TASK OBJECTIVE »
Once the pictures are set aside, transcribe the remaining data exactly.

═══ SUPPLIED DATA ═══

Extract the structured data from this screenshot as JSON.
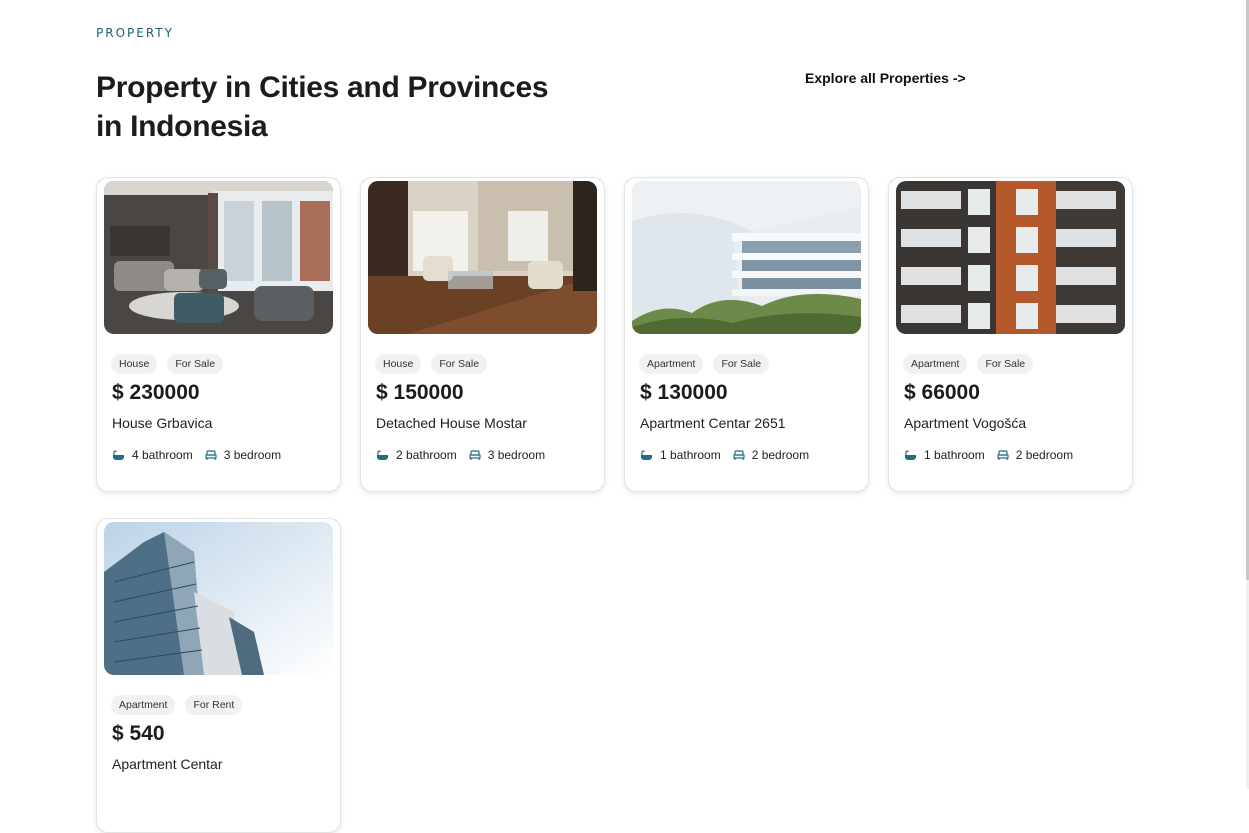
{
  "section": {
    "eyebrow": "PROPERTY",
    "title": "Property in Cities and Provinces in Indonesia",
    "explore_link": "Explore all Properties ->"
  },
  "colors": {
    "accent": "#1f6f85",
    "eyebrow": "#1f5f73",
    "tag_bg": "#f1f1f1"
  },
  "properties": [
    {
      "type": "House",
      "status": "For Sale",
      "price": "$ 230000",
      "name": "House Grbavica",
      "bathrooms": "4 bathroom",
      "bedrooms": "3 bedroom",
      "image": "living-room-photo"
    },
    {
      "type": "House",
      "status": "For Sale",
      "price": "$ 150000",
      "name": "Detached House Mostar",
      "bathrooms": "2 bathroom",
      "bedrooms": "3 bedroom",
      "image": "wood-floor-living-room-photo"
    },
    {
      "type": "Apartment",
      "status": "For Sale",
      "price": "$ 130000",
      "name": "Apartment Centar 2651",
      "bathrooms": "1 bathroom",
      "bedrooms": "2 bedroom",
      "image": "white-apartment-building-photo"
    },
    {
      "type": "Apartment",
      "status": "For Sale",
      "price": "$ 66000",
      "name": "Apartment Vogošća",
      "bathrooms": "1 bathroom",
      "bedrooms": "2 bedroom",
      "image": "brick-apartment-facade-photo"
    },
    {
      "type": "Apartment",
      "status": "For Rent",
      "price": "$ 540",
      "name": "Apartment Centar",
      "bathrooms": "",
      "bedrooms": "",
      "image": "glass-tower-photo"
    }
  ]
}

═══

FINISHED EXERCISE »
Extract the structured data from this screenshot as JSON.
{
  "section": {
    "eyebrow": "PROPERTY",
    "title": "Property in Cities and Provinces in Indonesia",
    "explore_link": "Explore all Properties ->"
  },
  "colors": {
    "accent": "#1f6f85",
    "eyebrow": "#1f5f73",
    "tag_bg": "#f1f1f1"
  },
  "properties": [
    {
      "type": "House",
      "status": "For Sale",
      "price": "$ 230000",
      "name": "House Grbavica",
      "bathrooms": "4 bathroom",
      "bedrooms": "3 bedroom",
      "image": "living-room-photo"
    },
    {
      "type": "House",
      "status": "For Sale",
      "price": "$ 150000",
      "name": "Detached House Mostar",
      "bathrooms": "2 bathroom",
      "bedrooms": "3 bedroom",
      "image": "wood-floor-living-room-photo"
    },
    {
      "type": "Apartment",
      "status": "For Sale",
      "price": "$ 130000",
      "name": "Apartment Centar 2651",
      "bathrooms": "1 bathroom",
      "bedrooms": "2 bedroom",
      "image": "white-apartment-building-photo"
    },
    {
      "type": "Apartment",
      "status": "For Sale",
      "price": "$ 66000",
      "name": "Apartment Vogošća",
      "bathrooms": "1 bathroom",
      "bedrooms": "2 bedroom",
      "image": "brick-apartment-facade-photo"
    },
    {
      "type": "Apartment",
      "status": "For Rent",
      "price": "$ 540",
      "name": "Apartment Centar",
      "bathrooms": "",
      "bedrooms": "",
      "image": "glass-tower-photo"
    }
  ]
}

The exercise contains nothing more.